■ TASK ■
Restate each of the lines given below, word for word.

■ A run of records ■
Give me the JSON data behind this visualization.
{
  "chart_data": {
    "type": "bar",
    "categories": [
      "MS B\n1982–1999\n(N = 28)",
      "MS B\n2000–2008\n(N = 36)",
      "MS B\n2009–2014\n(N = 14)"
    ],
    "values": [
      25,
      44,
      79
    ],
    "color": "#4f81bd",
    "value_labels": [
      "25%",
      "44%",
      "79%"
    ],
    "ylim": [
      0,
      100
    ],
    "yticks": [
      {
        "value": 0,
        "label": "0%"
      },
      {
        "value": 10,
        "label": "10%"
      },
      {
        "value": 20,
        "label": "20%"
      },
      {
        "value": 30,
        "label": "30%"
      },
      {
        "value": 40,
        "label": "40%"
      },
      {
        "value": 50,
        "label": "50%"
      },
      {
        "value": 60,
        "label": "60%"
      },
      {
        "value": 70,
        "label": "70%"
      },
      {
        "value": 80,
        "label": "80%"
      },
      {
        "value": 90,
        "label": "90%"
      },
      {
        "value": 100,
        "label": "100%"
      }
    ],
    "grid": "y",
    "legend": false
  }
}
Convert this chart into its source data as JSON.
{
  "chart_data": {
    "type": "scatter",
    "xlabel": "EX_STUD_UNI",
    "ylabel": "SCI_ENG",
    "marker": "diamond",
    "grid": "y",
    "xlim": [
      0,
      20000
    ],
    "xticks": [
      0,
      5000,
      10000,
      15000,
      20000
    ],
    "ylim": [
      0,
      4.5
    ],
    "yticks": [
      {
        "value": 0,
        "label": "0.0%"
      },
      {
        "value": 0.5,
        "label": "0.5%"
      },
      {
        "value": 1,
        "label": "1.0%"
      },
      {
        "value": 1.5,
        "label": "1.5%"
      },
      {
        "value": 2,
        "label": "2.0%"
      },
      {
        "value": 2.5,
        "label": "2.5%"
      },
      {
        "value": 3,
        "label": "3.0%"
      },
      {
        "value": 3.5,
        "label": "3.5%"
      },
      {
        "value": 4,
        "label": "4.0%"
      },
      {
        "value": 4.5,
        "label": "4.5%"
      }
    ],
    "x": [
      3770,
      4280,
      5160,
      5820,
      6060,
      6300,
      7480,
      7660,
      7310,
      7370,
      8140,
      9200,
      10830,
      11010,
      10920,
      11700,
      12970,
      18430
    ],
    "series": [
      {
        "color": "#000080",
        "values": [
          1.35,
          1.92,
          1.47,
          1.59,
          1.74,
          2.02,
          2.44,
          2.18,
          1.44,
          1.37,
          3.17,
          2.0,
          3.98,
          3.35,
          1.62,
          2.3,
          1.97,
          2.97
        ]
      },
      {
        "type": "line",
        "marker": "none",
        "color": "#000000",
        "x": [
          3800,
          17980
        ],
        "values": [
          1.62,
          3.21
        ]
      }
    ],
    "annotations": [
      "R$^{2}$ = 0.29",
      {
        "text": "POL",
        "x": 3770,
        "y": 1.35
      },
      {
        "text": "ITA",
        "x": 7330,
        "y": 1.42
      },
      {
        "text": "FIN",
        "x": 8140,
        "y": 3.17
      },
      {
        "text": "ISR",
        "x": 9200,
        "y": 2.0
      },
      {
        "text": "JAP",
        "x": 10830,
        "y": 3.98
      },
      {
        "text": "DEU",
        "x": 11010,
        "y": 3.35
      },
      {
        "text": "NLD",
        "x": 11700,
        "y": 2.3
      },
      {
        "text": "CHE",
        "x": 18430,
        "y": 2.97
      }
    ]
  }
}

■ SOLUTION FOR THIS TASK ■
Give me the JSON data behind this visualization.
{
  "chart_data": {
    "type": "bar",
    "categories": [
      "MS B\n1982–1999\n(N = 28)",
      "MS B\n2000–2008\n(N = 36)",
      "MS B\n2009–2014\n(N = 14)"
    ],
    "values": [
      25,
      44,
      79
    ],
    "color": "#4f81bd",
    "value_labels": [
      "25%",
      "44%",
      "79%"
    ],
    "ylim": [
      0,
      100
    ],
    "yticks": [
      {
        "value": 0,
        "label": "0%"
      },
      {
        "value": 10,
        "label": "10%"
      },
      {
        "value": 20,
        "label": "20%"
      },
      {
        "value": 30,
        "label": "30%"
      },
      {
        "value": 40,
        "label": "40%"
      },
      {
        "value": 50,
        "label": "50%"
      },
      {
        "value": 60,
        "label": "60%"
      },
      {
        "value": 70,
        "label": "70%"
      },
      {
        "value": 80,
        "label": "80%"
      },
      {
        "value": 90,
        "label": "90%"
      },
      {
        "value": 100,
        "label": "100%"
      }
    ],
    "grid": "y",
    "legend": false
  }
}
Convert this chart into its source data as JSON.
{
  "chart_data": {
    "type": "scatter",
    "xlabel": "EX_STUD_UNI",
    "ylabel": "SCI_ENG",
    "marker": "diamond",
    "grid": "y",
    "xlim": [
      0,
      20000
    ],
    "xticks": [
      0,
      5000,
      10000,
      15000,
      20000
    ],
    "ylim": [
      0,
      4.5
    ],
    "yticks": [
      {
        "value": 0,
        "label": "0.0%"
      },
      {
        "value": 0.5,
        "label": "0.5%"
      },
      {
        "value": 1,
        "label": "1.0%"
      },
      {
        "value": 1.5,
        "label": "1.5%"
      },
      {
        "value": 2,
        "label": "2.0%"
      },
      {
        "value": 2.5,
        "label": "2.5%"
      },
      {
        "value": 3,
        "label": "3.0%"
      },
      {
        "value": 3.5,
        "label": "3.5%"
      },
      {
        "value": 4,
        "label": "4.0%"
      },
      {
        "value": 4.5,
        "label": "4.5%"
      }
    ],
    "x": [
      3770,
      4280,
      5160,
      5820,
      6060,
      6300,
      7480,
      7660,
      7310,
      7370,
      8140,
      9200,
      10830,
      11010,
      10920,
      11700,
      12970,
      18430
    ],
    "series": [
      {
        "color": "#000080",
        "values": [
          1.35,
          1.92,
          1.47,
          1.59,
          1.74,
          2.02,
          2.44,
          2.18,
          1.44,
          1.37,
          3.17,
          2.0,
          3.98,
          3.35,
          1.62,
          2.3,
          1.97,
          2.97
        ]
      },
      {
        "type": "line",
        "marker": "none",
        "color": "#000000",
        "x": [
          3800,
          17980
        ],
        "values": [
          1.62,
          3.21
        ]
      }
    ],
    "annotations": [
      "R$^{2}$ = 0.29",
      {
        "text": "POL",
        "x": 3770,
        "y": 1.35
      },
      {
        "text": "ITA",
        "x": 7330,
        "y": 1.42
      },
      {
        "text": "FIN",
        "x": 8140,
        "y": 3.17
      },
      {
        "text": "ISR",
        "x": 9200,
        "y": 2.0
      },
      {
        "text": "JAP",
        "x": 10830,
        "y": 3.98
      },
      {
        "text": "DEU",
        "x": 11010,
        "y": 3.35
      },
      {
        "text": "NLD",
        "x": 11700,
        "y": 2.3
      },
      {
        "text": "CHE",
        "x": 18430,
        "y": 2.97
      }
    ]
  }
}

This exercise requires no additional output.